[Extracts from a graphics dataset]
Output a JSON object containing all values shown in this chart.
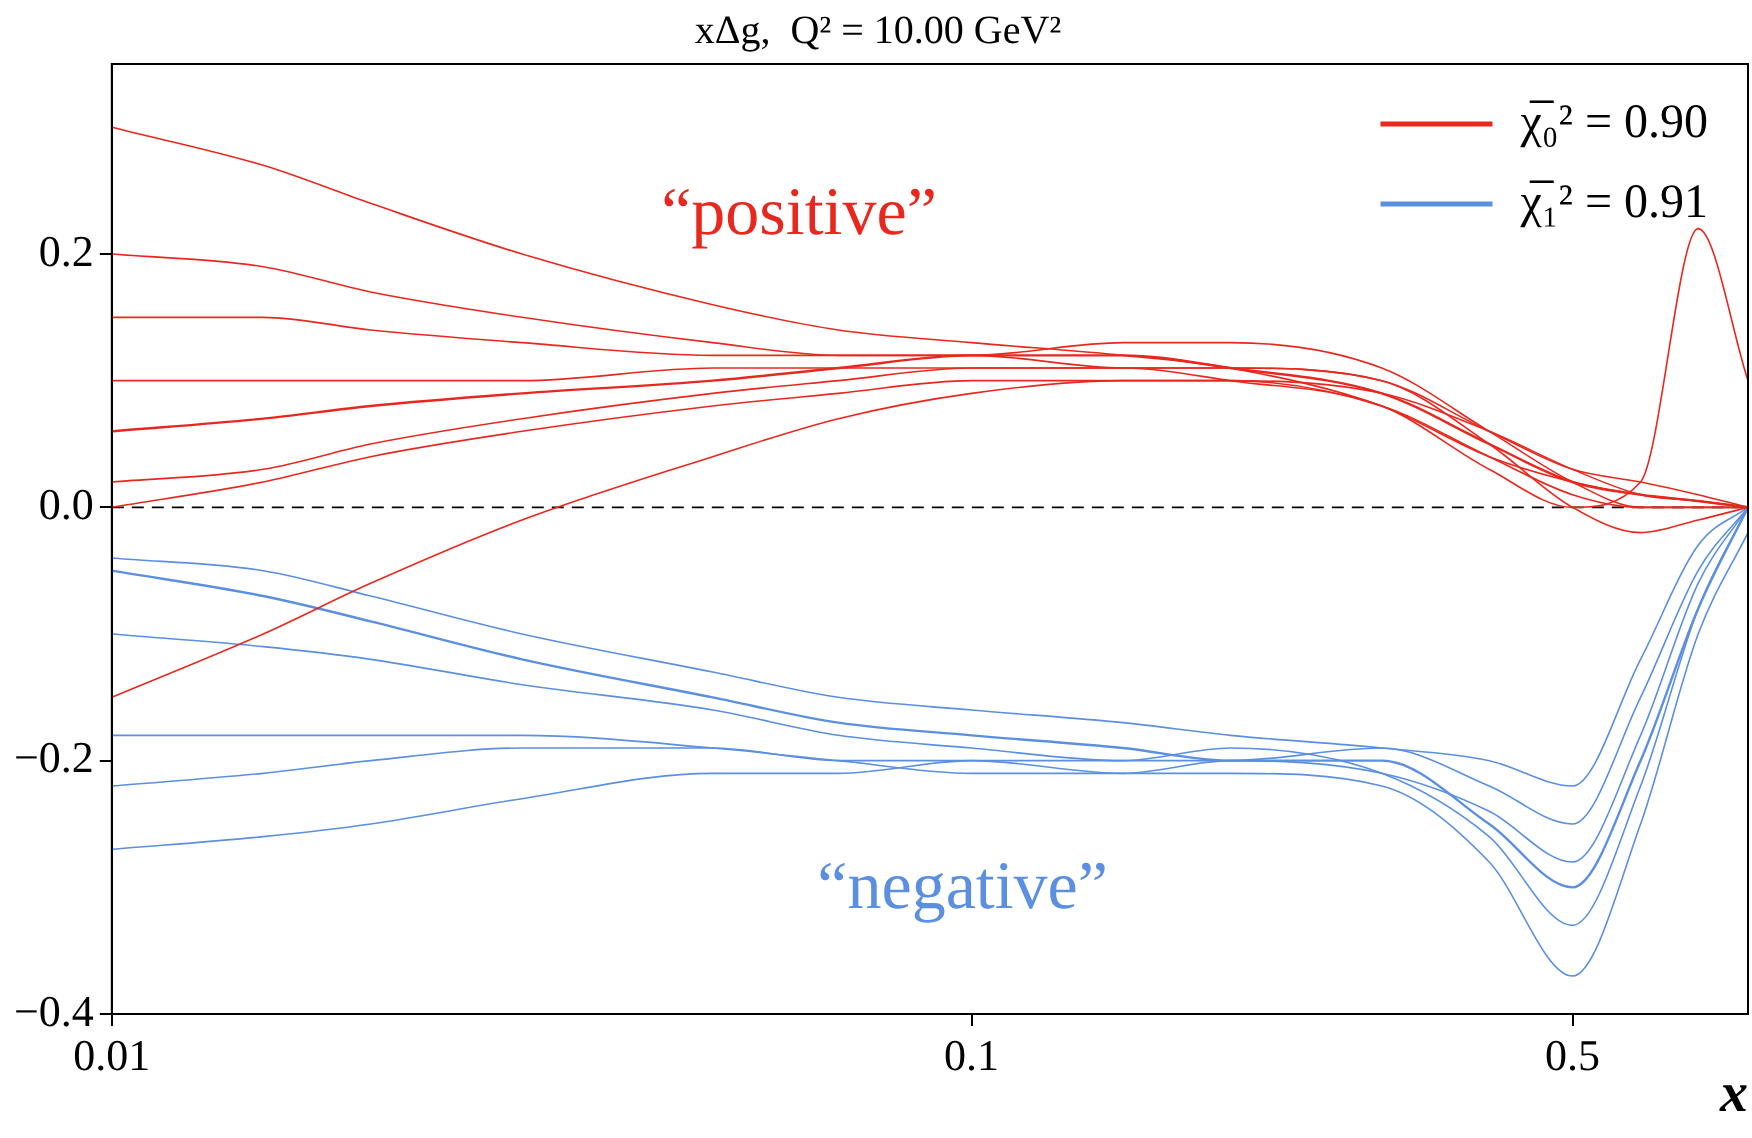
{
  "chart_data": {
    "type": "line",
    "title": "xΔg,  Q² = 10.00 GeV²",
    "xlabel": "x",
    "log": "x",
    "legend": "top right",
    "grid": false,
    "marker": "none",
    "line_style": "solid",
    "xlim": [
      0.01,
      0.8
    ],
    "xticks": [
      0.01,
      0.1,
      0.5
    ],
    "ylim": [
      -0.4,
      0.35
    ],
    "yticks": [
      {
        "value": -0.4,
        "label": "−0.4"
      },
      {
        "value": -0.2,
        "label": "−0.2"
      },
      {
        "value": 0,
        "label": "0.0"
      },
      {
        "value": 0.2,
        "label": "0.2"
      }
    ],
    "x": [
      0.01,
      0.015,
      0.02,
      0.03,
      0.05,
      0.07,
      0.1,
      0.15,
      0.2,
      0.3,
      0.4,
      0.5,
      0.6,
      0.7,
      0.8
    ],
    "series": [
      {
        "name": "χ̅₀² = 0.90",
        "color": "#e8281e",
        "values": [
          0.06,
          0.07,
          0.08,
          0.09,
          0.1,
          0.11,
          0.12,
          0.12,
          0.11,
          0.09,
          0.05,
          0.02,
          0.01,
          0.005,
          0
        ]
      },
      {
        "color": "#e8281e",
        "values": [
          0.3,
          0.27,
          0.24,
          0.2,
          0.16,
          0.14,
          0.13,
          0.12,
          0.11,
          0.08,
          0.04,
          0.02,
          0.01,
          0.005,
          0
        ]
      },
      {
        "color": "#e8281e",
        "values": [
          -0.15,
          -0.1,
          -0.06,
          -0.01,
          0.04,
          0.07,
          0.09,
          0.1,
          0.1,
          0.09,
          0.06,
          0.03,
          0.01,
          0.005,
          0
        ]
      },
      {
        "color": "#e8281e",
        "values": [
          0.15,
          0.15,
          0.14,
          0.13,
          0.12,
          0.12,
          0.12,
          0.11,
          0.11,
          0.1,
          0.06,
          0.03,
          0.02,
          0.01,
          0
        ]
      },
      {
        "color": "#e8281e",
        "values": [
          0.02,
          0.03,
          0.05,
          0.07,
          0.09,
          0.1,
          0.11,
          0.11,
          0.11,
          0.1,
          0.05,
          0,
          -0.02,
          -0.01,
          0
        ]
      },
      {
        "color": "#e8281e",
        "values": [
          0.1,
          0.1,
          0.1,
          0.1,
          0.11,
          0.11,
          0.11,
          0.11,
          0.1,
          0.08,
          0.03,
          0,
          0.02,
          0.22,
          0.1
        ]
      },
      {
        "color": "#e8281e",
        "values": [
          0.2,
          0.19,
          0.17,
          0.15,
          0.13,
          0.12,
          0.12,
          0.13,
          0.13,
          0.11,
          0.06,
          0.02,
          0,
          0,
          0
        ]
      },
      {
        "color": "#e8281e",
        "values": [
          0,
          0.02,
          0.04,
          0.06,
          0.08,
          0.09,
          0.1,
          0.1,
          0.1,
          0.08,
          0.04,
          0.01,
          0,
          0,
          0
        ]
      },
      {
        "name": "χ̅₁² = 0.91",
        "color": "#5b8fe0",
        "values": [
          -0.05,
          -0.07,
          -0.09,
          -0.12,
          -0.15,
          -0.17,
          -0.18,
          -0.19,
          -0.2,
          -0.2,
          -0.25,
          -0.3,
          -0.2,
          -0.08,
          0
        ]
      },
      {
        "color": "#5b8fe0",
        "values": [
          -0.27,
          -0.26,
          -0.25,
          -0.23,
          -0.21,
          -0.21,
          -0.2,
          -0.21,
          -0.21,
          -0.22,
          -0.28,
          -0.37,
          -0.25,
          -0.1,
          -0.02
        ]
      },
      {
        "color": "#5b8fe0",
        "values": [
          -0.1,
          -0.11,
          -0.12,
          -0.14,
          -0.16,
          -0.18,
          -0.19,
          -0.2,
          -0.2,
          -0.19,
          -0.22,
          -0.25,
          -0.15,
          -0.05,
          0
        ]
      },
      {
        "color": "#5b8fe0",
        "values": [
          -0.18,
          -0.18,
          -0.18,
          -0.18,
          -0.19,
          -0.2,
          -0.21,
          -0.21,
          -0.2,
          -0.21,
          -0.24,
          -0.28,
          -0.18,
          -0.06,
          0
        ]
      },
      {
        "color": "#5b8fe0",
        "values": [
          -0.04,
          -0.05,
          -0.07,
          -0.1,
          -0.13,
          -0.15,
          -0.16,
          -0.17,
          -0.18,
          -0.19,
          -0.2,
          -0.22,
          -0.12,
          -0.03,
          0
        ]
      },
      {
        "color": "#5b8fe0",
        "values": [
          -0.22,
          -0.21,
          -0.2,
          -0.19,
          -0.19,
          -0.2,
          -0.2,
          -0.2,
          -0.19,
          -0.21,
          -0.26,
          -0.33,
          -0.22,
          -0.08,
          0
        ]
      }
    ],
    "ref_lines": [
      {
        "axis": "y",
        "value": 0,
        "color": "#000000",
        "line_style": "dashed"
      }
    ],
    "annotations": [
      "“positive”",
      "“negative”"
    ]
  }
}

---

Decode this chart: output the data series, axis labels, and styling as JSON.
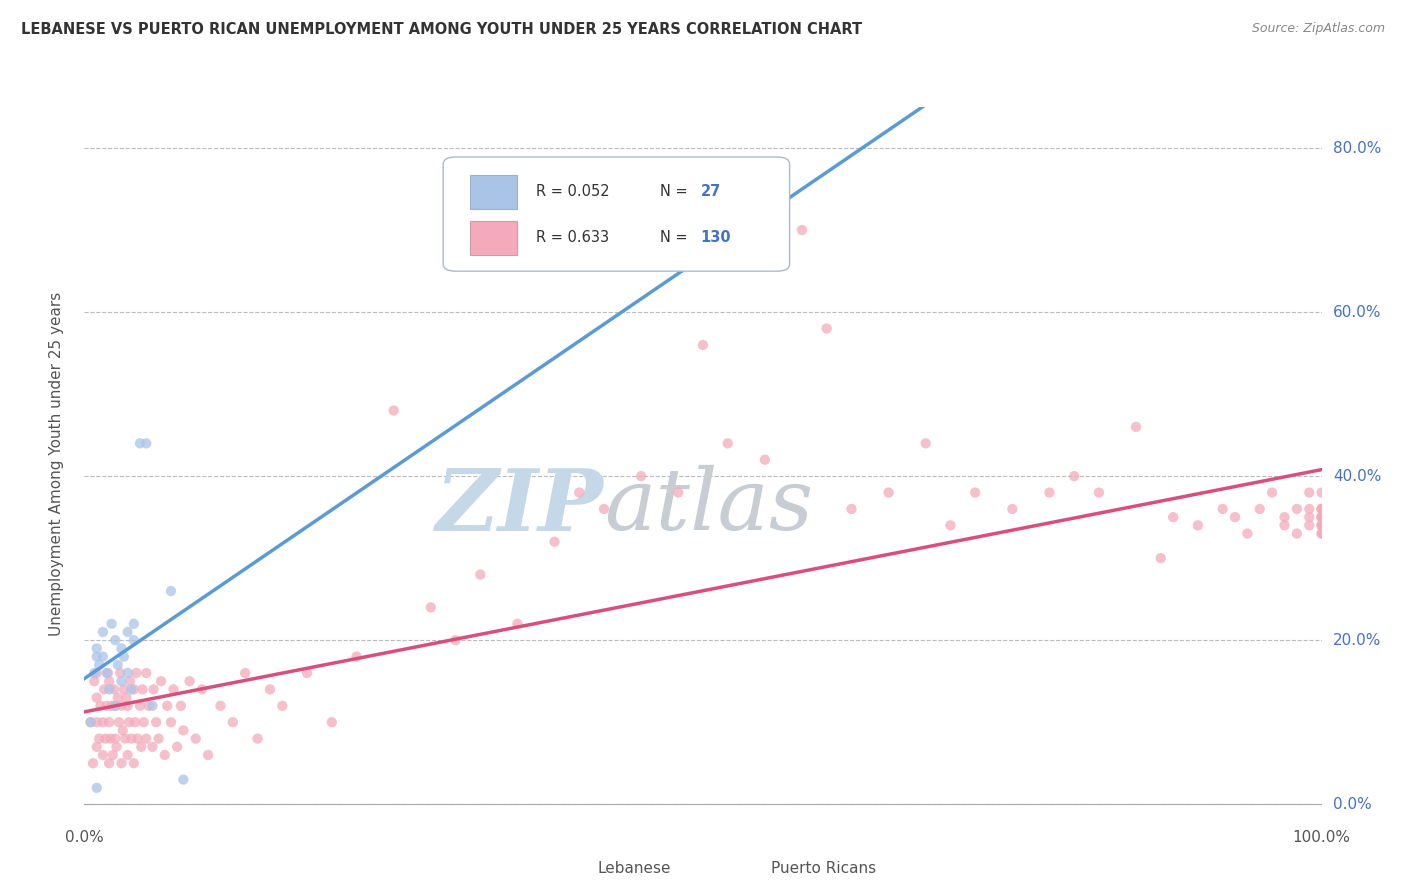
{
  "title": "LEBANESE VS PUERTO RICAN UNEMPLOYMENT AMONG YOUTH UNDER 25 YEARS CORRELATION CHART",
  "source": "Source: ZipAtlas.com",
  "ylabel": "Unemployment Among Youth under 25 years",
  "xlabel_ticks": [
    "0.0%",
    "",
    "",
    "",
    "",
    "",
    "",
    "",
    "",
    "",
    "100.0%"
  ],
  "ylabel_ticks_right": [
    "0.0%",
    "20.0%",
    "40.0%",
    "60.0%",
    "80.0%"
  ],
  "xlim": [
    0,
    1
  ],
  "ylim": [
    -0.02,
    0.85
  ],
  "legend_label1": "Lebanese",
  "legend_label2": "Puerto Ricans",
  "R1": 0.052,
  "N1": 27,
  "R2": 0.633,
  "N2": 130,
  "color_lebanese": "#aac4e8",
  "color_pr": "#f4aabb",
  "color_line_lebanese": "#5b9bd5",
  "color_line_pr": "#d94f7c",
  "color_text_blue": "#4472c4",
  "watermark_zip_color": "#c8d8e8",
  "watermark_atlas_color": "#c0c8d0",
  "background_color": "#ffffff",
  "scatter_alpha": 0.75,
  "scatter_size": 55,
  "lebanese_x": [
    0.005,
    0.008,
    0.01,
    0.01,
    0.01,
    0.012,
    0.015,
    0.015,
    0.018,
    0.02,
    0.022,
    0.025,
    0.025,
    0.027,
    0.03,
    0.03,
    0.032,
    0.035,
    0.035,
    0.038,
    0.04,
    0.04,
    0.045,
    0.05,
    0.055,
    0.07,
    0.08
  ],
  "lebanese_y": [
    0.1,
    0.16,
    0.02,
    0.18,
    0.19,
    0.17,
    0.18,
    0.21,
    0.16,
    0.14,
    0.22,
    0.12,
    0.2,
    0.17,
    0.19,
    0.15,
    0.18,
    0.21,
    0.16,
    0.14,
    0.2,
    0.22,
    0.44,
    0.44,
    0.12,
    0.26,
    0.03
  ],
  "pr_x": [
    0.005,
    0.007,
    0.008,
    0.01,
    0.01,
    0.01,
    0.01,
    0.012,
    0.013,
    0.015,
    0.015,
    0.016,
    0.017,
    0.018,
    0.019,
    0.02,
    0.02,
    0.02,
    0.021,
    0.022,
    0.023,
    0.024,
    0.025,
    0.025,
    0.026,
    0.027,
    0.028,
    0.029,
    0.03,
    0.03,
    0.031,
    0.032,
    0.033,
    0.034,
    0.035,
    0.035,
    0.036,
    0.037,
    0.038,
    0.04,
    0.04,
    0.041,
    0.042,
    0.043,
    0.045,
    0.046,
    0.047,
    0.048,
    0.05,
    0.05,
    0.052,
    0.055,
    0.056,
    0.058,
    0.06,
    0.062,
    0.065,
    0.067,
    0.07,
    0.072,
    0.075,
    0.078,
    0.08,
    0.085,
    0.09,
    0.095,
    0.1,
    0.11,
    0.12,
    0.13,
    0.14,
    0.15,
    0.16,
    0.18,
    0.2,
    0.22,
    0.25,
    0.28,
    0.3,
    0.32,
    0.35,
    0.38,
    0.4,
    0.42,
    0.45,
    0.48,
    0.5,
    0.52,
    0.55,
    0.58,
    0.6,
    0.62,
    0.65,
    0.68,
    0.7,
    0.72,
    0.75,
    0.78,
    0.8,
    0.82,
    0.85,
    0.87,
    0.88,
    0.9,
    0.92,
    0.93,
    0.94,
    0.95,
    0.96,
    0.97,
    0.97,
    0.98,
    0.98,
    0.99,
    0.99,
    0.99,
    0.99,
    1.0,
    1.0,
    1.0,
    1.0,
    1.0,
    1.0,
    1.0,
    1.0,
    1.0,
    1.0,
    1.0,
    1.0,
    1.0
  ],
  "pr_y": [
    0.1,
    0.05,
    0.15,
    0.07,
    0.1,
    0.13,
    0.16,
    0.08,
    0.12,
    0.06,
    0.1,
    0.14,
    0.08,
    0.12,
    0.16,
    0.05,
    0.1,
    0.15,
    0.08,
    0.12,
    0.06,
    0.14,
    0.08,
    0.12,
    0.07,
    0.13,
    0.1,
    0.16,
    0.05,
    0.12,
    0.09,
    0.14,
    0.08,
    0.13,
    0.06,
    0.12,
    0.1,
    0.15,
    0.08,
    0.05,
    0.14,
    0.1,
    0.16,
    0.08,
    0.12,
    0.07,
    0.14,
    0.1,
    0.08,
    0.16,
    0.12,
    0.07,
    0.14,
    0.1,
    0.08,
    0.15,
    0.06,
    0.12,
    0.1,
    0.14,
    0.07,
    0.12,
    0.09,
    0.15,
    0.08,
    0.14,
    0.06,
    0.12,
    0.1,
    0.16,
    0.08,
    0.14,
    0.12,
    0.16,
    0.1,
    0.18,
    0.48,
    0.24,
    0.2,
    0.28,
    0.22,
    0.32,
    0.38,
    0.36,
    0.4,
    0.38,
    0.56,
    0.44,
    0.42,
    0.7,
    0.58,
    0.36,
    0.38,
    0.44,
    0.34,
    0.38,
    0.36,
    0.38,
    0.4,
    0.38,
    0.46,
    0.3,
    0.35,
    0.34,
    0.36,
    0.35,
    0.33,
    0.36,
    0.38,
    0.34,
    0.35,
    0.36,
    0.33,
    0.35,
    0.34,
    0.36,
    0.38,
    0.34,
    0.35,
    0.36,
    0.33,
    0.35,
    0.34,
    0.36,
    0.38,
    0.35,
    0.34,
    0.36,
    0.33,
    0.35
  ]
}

§ EXERCISE DETAILS:
Pull out every line of the records above that contains the word "axis".

§ REPLY TO THE TASK:
        "axis": "y",
Decode this chart: output the data series, axis labels, and styling as JSON.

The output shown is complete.